• The request: Count the lines in the entries below that contain the string "HPLN". Give only the number.

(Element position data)

• • •

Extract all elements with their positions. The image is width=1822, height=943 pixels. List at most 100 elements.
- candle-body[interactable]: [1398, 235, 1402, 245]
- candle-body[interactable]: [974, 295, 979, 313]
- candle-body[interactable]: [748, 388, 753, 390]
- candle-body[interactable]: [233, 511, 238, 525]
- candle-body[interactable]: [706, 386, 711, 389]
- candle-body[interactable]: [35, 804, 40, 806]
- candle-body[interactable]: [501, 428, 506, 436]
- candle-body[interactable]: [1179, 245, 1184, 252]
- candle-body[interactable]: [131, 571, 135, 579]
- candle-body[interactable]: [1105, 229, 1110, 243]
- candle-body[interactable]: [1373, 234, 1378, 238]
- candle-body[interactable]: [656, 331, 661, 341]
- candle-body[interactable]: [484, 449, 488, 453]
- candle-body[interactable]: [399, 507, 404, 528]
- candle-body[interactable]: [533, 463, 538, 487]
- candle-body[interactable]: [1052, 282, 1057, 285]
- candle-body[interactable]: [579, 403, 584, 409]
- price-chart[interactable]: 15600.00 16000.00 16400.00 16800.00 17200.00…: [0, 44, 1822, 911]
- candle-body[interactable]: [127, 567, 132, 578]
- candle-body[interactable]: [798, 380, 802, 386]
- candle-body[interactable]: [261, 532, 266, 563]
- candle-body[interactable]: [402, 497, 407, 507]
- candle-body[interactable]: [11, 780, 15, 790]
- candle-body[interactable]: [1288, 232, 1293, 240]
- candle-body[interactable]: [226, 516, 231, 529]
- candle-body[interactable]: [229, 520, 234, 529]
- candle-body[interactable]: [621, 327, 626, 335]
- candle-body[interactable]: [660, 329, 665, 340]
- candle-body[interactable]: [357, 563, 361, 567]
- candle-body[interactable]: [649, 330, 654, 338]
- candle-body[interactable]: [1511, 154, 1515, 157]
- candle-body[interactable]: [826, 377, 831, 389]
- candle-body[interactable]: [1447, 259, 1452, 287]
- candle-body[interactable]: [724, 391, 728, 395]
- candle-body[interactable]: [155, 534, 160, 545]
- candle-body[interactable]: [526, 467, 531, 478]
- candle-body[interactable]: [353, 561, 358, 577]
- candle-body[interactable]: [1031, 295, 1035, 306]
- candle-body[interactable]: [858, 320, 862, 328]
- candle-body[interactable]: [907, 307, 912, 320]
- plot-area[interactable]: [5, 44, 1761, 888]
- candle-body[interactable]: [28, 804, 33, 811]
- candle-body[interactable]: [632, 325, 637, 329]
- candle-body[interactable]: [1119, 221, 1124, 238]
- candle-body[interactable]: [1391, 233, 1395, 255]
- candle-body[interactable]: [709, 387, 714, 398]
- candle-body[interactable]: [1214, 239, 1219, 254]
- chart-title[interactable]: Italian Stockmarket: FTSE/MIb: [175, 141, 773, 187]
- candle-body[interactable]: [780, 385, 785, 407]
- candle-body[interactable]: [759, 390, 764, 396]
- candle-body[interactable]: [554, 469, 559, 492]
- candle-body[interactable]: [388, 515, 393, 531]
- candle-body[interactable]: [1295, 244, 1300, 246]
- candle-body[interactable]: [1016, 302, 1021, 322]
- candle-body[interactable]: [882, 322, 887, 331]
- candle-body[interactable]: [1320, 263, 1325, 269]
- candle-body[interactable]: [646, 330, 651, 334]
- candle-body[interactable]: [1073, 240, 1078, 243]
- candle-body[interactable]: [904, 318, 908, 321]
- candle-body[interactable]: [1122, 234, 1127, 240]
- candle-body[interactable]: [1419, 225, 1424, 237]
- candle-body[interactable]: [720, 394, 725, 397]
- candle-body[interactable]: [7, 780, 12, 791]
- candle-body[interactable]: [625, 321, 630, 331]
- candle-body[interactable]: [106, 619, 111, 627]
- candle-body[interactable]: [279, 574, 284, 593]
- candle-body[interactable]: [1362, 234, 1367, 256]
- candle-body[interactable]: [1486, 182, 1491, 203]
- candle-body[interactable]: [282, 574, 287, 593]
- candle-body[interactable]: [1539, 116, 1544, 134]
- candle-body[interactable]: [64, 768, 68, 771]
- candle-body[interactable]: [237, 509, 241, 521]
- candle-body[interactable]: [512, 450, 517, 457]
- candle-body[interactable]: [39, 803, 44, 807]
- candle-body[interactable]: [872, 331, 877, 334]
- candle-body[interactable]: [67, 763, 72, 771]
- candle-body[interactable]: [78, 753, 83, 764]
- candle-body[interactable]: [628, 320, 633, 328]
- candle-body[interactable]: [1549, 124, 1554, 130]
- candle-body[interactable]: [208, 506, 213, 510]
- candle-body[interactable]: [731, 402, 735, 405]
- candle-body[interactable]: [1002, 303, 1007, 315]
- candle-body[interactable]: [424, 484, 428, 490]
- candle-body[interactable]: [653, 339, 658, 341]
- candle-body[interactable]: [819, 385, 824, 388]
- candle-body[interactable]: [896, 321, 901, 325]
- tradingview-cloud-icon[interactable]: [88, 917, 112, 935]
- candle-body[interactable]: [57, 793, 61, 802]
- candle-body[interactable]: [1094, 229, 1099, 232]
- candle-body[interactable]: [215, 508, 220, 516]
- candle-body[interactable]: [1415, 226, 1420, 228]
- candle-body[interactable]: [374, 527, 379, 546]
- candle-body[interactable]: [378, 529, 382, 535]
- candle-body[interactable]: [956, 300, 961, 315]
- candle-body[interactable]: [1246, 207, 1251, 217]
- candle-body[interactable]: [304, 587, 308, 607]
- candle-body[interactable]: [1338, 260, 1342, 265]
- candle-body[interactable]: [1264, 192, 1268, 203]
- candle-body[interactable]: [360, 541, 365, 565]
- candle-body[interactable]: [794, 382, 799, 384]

• • •

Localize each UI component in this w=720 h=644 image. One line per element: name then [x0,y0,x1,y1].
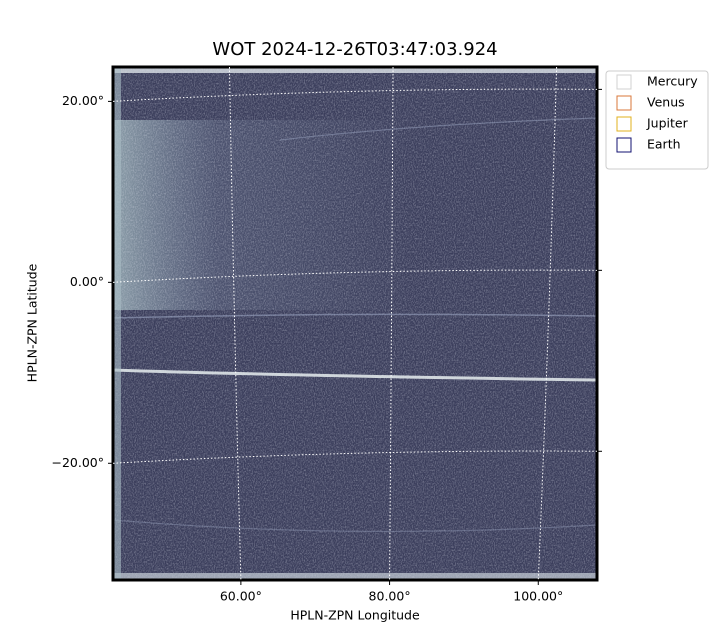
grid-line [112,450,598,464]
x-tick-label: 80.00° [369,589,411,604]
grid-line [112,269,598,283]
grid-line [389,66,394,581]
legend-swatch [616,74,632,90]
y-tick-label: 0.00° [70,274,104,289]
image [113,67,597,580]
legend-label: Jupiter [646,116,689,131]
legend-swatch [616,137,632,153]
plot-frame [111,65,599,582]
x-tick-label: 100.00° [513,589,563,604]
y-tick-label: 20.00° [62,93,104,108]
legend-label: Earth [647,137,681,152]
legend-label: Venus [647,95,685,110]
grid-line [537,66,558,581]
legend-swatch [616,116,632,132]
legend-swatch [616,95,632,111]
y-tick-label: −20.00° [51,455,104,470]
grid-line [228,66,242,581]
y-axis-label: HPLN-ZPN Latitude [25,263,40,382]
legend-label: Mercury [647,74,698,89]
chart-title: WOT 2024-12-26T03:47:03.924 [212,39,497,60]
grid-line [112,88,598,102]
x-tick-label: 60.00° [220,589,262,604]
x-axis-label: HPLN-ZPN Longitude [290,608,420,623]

• • •

• Solution below: 2